-- Records start --

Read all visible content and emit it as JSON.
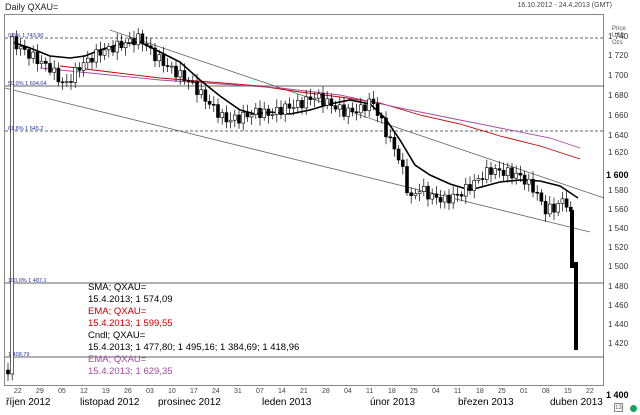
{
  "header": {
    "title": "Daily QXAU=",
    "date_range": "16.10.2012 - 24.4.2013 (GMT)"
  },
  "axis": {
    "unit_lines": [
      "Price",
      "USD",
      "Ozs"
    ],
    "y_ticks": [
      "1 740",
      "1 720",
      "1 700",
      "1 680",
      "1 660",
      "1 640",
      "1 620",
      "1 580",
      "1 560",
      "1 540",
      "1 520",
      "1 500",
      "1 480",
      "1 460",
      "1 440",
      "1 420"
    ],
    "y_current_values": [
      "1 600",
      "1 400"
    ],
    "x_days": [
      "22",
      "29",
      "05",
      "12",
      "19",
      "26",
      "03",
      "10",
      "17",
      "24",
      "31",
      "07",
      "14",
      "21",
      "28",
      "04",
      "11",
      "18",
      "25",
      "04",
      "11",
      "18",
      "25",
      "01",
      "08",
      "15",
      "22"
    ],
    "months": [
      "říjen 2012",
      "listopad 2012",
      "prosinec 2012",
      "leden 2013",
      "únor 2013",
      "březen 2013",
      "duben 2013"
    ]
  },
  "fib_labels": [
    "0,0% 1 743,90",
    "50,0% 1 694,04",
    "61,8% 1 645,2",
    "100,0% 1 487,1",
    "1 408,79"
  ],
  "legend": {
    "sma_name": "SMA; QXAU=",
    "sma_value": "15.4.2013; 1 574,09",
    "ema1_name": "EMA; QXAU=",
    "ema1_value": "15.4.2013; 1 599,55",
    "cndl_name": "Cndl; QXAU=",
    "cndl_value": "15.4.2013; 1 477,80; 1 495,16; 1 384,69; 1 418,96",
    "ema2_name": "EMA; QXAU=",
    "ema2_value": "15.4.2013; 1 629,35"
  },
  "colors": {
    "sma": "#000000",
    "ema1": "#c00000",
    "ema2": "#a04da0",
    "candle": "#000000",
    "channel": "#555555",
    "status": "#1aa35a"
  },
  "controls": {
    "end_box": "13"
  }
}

-- Records end --

▶ _What is required_:
Collect each line containing the string "QXAU".

▶ _Output_:
    "title": "Daily QXAU=",
    "sma_name": "SMA; QXAU=",
    "ema1_name": "EMA; QXAU=",
    "cndl_name": "Cndl; QXAU=",
    "ema2_name": "EMA; QXAU=",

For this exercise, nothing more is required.